Stored items:
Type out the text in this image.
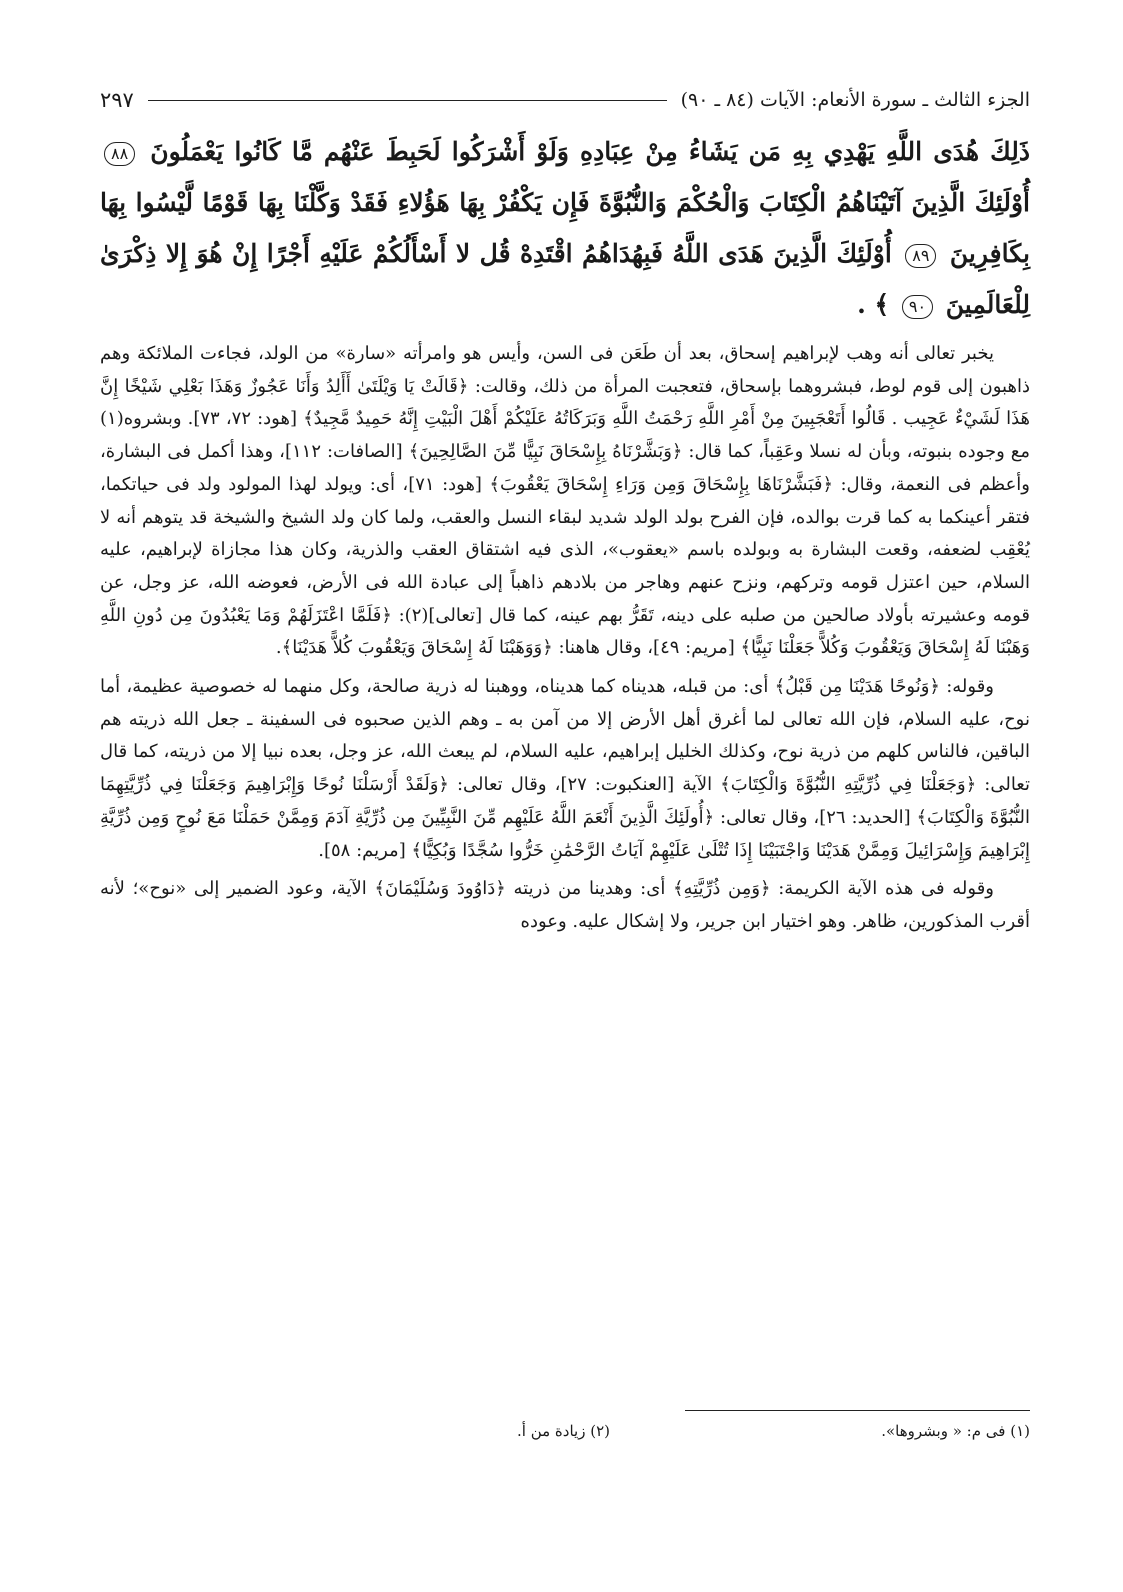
الجزء الثالث ـ سورة الأنعام: الآيات (٨٤ ـ ٩٠)
٢٩٧
ذَلِكَ هُدَى اللَّهِ يَهْدِي بِهِ مَن يَشَاءُ مِنْ عِبَادِهِ وَلَوْ أَشْرَكُوا لَحَبِطَ عَنْهُم مَّا كَانُوا يَعْمَلُونَ ٨٨ أُوْلَئِكَ الَّذِينَ آتَيْنَاهُمُ الْكِتَابَ وَالْحُكْمَ وَالنُّبُوَّةَ فَإِن يَكْفُرْ بِهَا هَؤُلاءِ فَقَدْ وَكَّلْنَا بِهَا قَوْمًا لَّيْسُوا بِهَا بِكَافِرِينَ ٨٩ أُوْلَئِكَ الَّذِينَ هَدَى اللَّهُ فَبِهُدَاهُمُ اقْتَدِهْ قُل لا أَسْأَلُكُمْ عَلَيْهِ أَجْرًا إِنْ هُوَ إِلا ذِكْرَىٰ لِلْعَالَمِينَ ٩٠ ﴾ .

يخبر تعالى أنه وهب لإبراهيم إسحاق، بعد أن طَعَن فى السن، وأيس هو وامرأته «سارة» من الولد، فجاءت الملائكة وهم ذاهبون إلى قوم لوط، فبشروهما بإسحاق، فتعجبت المرأة من ذلك، وقالت: ﴿قَالَتْ يَا وَيْلَتَىٰ أَأَلِدُ وَأَنَا عَجُوزٌ وَهَذَا بَعْلِي شَيْخًا إِنَّ هَذَا لَشَيْءٌ عَجِيب . قَالُوا أَتَعْجَبِينَ مِنْ أَمْرِ اللَّهِ رَحْمَتُ اللَّهِ وَبَرَكَاتُهُ عَلَيْكُمْ أَهْلَ الْبَيْتِ إِنَّهُ حَمِيدٌ مَّجِيدٌ﴾ [هود: ٧٢، ٧٣]. وبشروه(١) مع وجوده بنبوته، وبأن له نسلا وعَقِباً، كما قال: ﴿وَبَشَّرْنَاهُ بِإِسْحَاقَ نَبِيًّا مِّنَ الصَّالِحِينَ﴾ [الصافات: ١١٢]، وهذا أكمل فى البشارة، وأعظم فى النعمة، وقال: ﴿فَبَشَّرْنَاهَا بِإِسْحَاقَ وَمِن وَرَاءِ إِسْحَاقَ يَعْقُوبَ﴾ [هود: ٧١]، أى: ويولد لهذا المولود ولد فى حياتكما، فتقر أعينكما به كما قرت بوالده، فإن الفرح بولد الولد شديد لبقاء النسل والعقب، ولما كان ولد الشيخ والشيخة قد يتوهم أنه لا يُعْقِب لضعفه، وقعت البشارة به وبولده باسم «يعقوب»، الذى فيه اشتقاق العقب والذرية، وكان هذا مجازاة لإبراهيم، عليه السلام، حين اعتزل قومه وتركهم، ونزح عنهم وهاجر من بلادهم ذاهباً إلى عبادة الله فى الأرض، فعوضه الله، عز وجل، عن قومه وعشيرته بأولاد صالحين من صلبه على دينه، تَقَرُّ بهم عينه، كما قال [تعالى](٢): ﴿فَلَمَّا اعْتَزَلَهُمْ وَمَا يَعْبُدُونَ مِن دُونِ اللَّهِ وَهَبْنَا لَهُ إِسْحَاقَ وَيَعْقُوبَ وَكُلاًّ جَعَلْنَا نَبِيًّا﴾ [مريم: ٤٩]، وقال هاهنا: ﴿وَوَهَبْنَا لَهُ إِسْحَاقَ وَيَعْقُوبَ كُلاًّ هَدَيْنَا﴾.

وقوله: ﴿وَنُوحًا هَدَيْنَا مِن قَبْلُ﴾ أى: من قبله، هديناه كما هديناه، ووهبنا له ذرية صالحة، وكل منهما له خصوصية عظيمة، أما نوح، عليه السلام، فإن الله تعالى لما أغرق أهل الأرض إلا من آمن به ـ وهم الذين صحبوه فى السفينة ـ جعل الله ذريته هم الباقين، فالناس كلهم من ذرية نوح، وكذلك الخليل إبراهيم، عليه السلام، لم يبعث الله، عز وجل، بعده نبيا إلا من ذريته، كما قال تعالى: ﴿وَجَعَلْنَا فِي ذُرِّيَّتِهِ النُّبُوَّةَ وَالْكِتَابَ﴾ الآية [العنكبوت: ٢٧]، وقال تعالى: ﴿وَلَقَدْ أَرْسَلْنَا نُوحًا وَإِبْرَاهِيمَ وَجَعَلْنَا فِي ذُرِّيَّتِهِمَا النُّبُوَّةَ وَالْكِتَابَ﴾ [الحديد: ٢٦]، وقال تعالى: ﴿أُولَئِكَ الَّذِينَ أَنْعَمَ اللَّهُ عَلَيْهِم مِّنَ النَّبِيِّينَ مِن ذُرِّيَّةِ آدَمَ وَمِمَّنْ حَمَلْنَا مَعَ نُوحٍ وَمِن ذُرِّيَّةِ إِبْرَاهِيمَ وَإِسْرَائِيلَ وَمِمَّنْ هَدَيْنَا وَاجْتَبَيْنَا إِذَا تُتْلَىٰ عَلَيْهِمْ آيَاتُ الرَّحْمَٰنِ خَرُّوا سُجَّدًا وَبُكِيًّا﴾ [مريم: ٥٨].

وقوله فى هذه الآية الكريمة: ﴿وَمِن ذُرِّيَّتِهِ﴾ أى: وهدينا من ذريته ﴿دَاوُودَ وَسُلَيْمَانَ﴾ الآية، وعود الضمير إلى «نوح»؛ لأنه أقرب المذكورين، ظاهر. وهو اختيار ابن جرير، ولا إشكال عليه. وعوده

(١) فى م: « وبشروها».
(٢) زيادة من أ.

### Task goal
Copy out the whole listing exactly, and don't carry over any pictures.

### Exercise output
Type out the text in this image.
الجزء الثالث ـ سورة الأنعام: الآيات (٨٤ ـ ٩٠)
٢٩٧
ذَلِكَ هُدَى اللَّهِ يَهْدِي بِهِ مَن يَشَاءُ مِنْ عِبَادِهِ وَلَوْ أَشْرَكُوا لَحَبِطَ عَنْهُم مَّا كَانُوا يَعْمَلُونَ ٨٨ أُوْلَئِكَ الَّذِينَ آتَيْنَاهُمُ الْكِتَابَ وَالْحُكْمَ وَالنُّبُوَّةَ فَإِن يَكْفُرْ بِهَا هَؤُلاءِ فَقَدْ وَكَّلْنَا بِهَا قَوْمًا لَّيْسُوا بِهَا بِكَافِرِينَ ٨٩ أُوْلَئِكَ الَّذِينَ هَدَى اللَّهُ فَبِهُدَاهُمُ اقْتَدِهْ قُل لا أَسْأَلُكُمْ عَلَيْهِ أَجْرًا إِنْ هُوَ إِلا ذِكْرَىٰ لِلْعَالَمِينَ ٩٠ ﴾ .

يخبر تعالى أنه وهب لإبراهيم إسحاق، بعد أن طَعَن فى السن، وأيس هو وامرأته «سارة» من الولد، فجاءت الملائكة وهم ذاهبون إلى قوم لوط، فبشروهما بإسحاق، فتعجبت المرأة من ذلك، وقالت: ﴿قَالَتْ يَا وَيْلَتَىٰ أَأَلِدُ وَأَنَا عَجُوزٌ وَهَذَا بَعْلِي شَيْخًا إِنَّ هَذَا لَشَيْءٌ عَجِيب . قَالُوا أَتَعْجَبِينَ مِنْ أَمْرِ اللَّهِ رَحْمَتُ اللَّهِ وَبَرَكَاتُهُ عَلَيْكُمْ أَهْلَ الْبَيْتِ إِنَّهُ حَمِيدٌ مَّجِيدٌ﴾ [هود: ٧٢، ٧٣]. وبشروه(١) مع وجوده بنبوته، وبأن له نسلا وعَقِباً، كما قال: ﴿وَبَشَّرْنَاهُ بِإِسْحَاقَ نَبِيًّا مِّنَ الصَّالِحِينَ﴾ [الصافات: ١١٢]، وهذا أكمل فى البشارة، وأعظم فى النعمة، وقال: ﴿فَبَشَّرْنَاهَا بِإِسْحَاقَ وَمِن وَرَاءِ إِسْحَاقَ يَعْقُوبَ﴾ [هود: ٧١]، أى: ويولد لهذا المولود ولد فى حياتكما، فتقر أعينكما به كما قرت بوالده، فإن الفرح بولد الولد شديد لبقاء النسل والعقب، ولما كان ولد الشيخ والشيخة قد يتوهم أنه لا يُعْقِب لضعفه، وقعت البشارة به وبولده باسم «يعقوب»، الذى فيه اشتقاق العقب والذرية، وكان هذا مجازاة لإبراهيم، عليه السلام، حين اعتزل قومه وتركهم، ونزح عنهم وهاجر من بلادهم ذاهباً إلى عبادة الله فى الأرض، فعوضه الله، عز وجل، عن قومه وعشيرته بأولاد صالحين من صلبه على دينه، تَقَرُّ بهم عينه، كما قال [تعالى](٢): ﴿فَلَمَّا اعْتَزَلَهُمْ وَمَا يَعْبُدُونَ مِن دُونِ اللَّهِ وَهَبْنَا لَهُ إِسْحَاقَ وَيَعْقُوبَ وَكُلاًّ جَعَلْنَا نَبِيًّا﴾ [مريم: ٤٩]، وقال هاهنا: ﴿وَوَهَبْنَا لَهُ إِسْحَاقَ وَيَعْقُوبَ كُلاًّ هَدَيْنَا﴾.

وقوله: ﴿وَنُوحًا هَدَيْنَا مِن قَبْلُ﴾ أى: من قبله، هديناه كما هديناه، ووهبنا له ذرية صالحة، وكل منهما له خصوصية عظيمة، أما نوح، عليه السلام، فإن الله تعالى لما أغرق أهل الأرض إلا من آمن به ـ وهم الذين صحبوه فى السفينة ـ جعل الله ذريته هم الباقين، فالناس كلهم من ذرية نوح، وكذلك الخليل إبراهيم، عليه السلام، لم يبعث الله، عز وجل، بعده نبيا إلا من ذريته، كما قال تعالى: ﴿وَجَعَلْنَا فِي ذُرِّيَّتِهِ النُّبُوَّةَ وَالْكِتَابَ﴾ الآية [العنكبوت: ٢٧]، وقال تعالى: ﴿وَلَقَدْ أَرْسَلْنَا نُوحًا وَإِبْرَاهِيمَ وَجَعَلْنَا فِي ذُرِّيَّتِهِمَا النُّبُوَّةَ وَالْكِتَابَ﴾ [الحديد: ٢٦]، وقال تعالى: ﴿أُولَئِكَ الَّذِينَ أَنْعَمَ اللَّهُ عَلَيْهِم مِّنَ النَّبِيِّينَ مِن ذُرِّيَّةِ آدَمَ وَمِمَّنْ حَمَلْنَا مَعَ نُوحٍ وَمِن ذُرِّيَّةِ إِبْرَاهِيمَ وَإِسْرَائِيلَ وَمِمَّنْ هَدَيْنَا وَاجْتَبَيْنَا إِذَا تُتْلَىٰ عَلَيْهِمْ آيَاتُ الرَّحْمَٰنِ خَرُّوا سُجَّدًا وَبُكِيًّا﴾ [مريم: ٥٨].

وقوله فى هذه الآية الكريمة: ﴿وَمِن ذُرِّيَّتِهِ﴾ أى: وهدينا من ذريته ﴿دَاوُودَ وَسُلَيْمَانَ﴾ الآية، وعود الضمير إلى «نوح»؛ لأنه أقرب المذكورين، ظاهر. وهو اختيار ابن جرير، ولا إشكال عليه. وعوده

(١) فى م: « وبشروها».
(٢) زيادة من أ.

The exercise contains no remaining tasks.